# START OF Data excerpts

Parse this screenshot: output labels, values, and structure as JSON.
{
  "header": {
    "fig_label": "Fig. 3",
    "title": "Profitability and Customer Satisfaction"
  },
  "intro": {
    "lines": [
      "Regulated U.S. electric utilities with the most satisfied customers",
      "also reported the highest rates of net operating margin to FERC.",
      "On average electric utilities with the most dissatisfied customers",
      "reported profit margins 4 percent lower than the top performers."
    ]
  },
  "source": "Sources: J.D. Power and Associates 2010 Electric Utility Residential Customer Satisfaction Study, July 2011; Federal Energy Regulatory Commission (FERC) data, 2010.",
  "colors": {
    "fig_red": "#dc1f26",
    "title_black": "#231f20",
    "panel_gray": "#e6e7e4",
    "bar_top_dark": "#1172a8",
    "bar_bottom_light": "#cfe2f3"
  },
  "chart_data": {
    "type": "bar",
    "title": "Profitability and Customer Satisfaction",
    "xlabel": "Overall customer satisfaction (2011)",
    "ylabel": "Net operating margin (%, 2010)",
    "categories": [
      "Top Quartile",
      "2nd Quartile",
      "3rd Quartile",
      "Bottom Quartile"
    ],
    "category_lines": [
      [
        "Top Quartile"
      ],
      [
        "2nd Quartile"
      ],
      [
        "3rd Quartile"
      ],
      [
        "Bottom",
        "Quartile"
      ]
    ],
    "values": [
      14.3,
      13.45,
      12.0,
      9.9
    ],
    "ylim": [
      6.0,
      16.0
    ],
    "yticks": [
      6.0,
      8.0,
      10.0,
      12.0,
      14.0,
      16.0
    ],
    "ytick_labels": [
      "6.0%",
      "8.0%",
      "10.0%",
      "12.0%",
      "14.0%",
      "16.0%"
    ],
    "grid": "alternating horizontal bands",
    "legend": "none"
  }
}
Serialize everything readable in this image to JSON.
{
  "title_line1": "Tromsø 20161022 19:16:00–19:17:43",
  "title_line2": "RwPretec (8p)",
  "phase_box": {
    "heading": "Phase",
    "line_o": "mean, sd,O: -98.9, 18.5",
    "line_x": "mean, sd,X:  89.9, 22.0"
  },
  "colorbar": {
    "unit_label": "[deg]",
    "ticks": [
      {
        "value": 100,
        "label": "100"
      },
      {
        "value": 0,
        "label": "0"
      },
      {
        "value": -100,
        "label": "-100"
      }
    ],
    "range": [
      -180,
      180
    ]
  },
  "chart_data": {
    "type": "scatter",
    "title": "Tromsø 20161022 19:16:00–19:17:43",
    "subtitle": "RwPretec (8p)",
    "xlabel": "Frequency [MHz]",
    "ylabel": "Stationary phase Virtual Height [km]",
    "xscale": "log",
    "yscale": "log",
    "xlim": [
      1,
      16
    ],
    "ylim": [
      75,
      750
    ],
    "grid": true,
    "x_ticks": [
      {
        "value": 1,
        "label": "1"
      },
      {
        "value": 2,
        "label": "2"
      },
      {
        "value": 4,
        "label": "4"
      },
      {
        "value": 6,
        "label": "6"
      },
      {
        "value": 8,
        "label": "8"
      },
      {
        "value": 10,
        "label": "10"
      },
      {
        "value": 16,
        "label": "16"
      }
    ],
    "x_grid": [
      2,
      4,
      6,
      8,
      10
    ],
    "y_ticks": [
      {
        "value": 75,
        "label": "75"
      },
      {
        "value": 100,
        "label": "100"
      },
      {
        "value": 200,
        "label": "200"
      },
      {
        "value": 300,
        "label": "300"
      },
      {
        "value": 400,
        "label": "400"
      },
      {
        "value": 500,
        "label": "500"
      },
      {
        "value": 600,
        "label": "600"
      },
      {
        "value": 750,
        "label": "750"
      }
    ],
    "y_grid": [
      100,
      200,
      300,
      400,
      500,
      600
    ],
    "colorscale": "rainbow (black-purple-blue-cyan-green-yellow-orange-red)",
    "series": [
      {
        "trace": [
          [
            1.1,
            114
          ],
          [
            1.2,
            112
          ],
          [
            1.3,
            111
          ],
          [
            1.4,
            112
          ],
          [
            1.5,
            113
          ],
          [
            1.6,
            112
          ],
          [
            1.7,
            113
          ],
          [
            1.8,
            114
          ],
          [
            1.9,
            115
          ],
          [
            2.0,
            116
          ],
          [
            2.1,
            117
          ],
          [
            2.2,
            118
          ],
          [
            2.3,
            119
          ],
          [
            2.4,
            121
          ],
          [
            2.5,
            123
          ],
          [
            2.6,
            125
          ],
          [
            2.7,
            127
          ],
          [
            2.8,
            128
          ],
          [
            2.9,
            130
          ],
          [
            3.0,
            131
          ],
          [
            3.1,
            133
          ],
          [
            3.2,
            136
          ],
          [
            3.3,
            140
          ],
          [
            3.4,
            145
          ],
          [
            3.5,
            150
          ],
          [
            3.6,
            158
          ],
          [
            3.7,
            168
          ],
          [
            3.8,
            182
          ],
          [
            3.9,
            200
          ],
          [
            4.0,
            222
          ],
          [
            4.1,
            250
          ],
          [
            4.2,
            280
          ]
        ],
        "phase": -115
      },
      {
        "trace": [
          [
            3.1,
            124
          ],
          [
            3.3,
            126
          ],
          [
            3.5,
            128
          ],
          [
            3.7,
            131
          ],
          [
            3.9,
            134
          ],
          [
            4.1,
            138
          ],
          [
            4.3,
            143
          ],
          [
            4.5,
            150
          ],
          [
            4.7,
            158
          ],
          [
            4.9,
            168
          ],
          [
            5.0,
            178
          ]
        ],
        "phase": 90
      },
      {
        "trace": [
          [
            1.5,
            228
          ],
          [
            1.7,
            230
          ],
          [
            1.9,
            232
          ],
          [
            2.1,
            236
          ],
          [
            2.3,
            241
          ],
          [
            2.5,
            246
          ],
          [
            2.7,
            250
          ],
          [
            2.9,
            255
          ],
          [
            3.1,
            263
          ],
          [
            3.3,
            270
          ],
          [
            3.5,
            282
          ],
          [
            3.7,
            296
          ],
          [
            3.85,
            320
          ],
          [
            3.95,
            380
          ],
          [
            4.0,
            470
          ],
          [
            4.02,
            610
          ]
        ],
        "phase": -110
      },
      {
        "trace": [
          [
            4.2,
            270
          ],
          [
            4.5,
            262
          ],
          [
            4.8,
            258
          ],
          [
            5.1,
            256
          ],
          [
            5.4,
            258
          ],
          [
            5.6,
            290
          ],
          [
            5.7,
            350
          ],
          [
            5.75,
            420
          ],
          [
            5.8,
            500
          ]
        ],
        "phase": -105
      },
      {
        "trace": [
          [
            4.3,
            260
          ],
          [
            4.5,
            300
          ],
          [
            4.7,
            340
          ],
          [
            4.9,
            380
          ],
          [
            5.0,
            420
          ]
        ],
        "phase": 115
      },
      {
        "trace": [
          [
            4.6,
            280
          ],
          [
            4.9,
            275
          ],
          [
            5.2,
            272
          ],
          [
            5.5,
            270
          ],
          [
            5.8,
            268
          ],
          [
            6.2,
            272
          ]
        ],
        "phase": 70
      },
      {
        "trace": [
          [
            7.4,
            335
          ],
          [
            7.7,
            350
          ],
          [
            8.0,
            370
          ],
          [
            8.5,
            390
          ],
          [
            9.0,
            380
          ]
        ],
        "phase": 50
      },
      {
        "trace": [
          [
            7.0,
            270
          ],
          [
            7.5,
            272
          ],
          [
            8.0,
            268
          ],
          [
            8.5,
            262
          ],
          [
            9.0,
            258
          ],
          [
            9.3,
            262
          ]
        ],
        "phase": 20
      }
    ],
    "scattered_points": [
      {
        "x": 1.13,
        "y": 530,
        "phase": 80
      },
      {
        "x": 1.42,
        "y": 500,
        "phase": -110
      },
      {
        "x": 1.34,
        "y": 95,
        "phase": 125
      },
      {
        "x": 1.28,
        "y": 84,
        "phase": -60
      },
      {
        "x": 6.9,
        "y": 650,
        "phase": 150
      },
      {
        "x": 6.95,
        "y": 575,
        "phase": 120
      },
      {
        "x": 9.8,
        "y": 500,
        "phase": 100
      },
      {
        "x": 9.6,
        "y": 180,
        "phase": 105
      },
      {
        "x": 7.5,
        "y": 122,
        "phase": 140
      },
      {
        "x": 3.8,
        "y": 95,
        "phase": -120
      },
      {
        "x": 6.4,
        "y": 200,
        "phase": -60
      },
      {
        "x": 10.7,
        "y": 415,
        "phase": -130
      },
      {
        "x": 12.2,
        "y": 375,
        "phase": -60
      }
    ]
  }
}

# END OF Data excerpts

## Do this
Which lines of the data above contain "Quartile"? Copy each one.

## Result
      "Top Quartile",
      "2nd Quartile",
      "3rd Quartile",
      "Bottom Quartile"
        "Top Quartile"
        "2nd Quartile"
        "3rd Quartile"
        "Quartile"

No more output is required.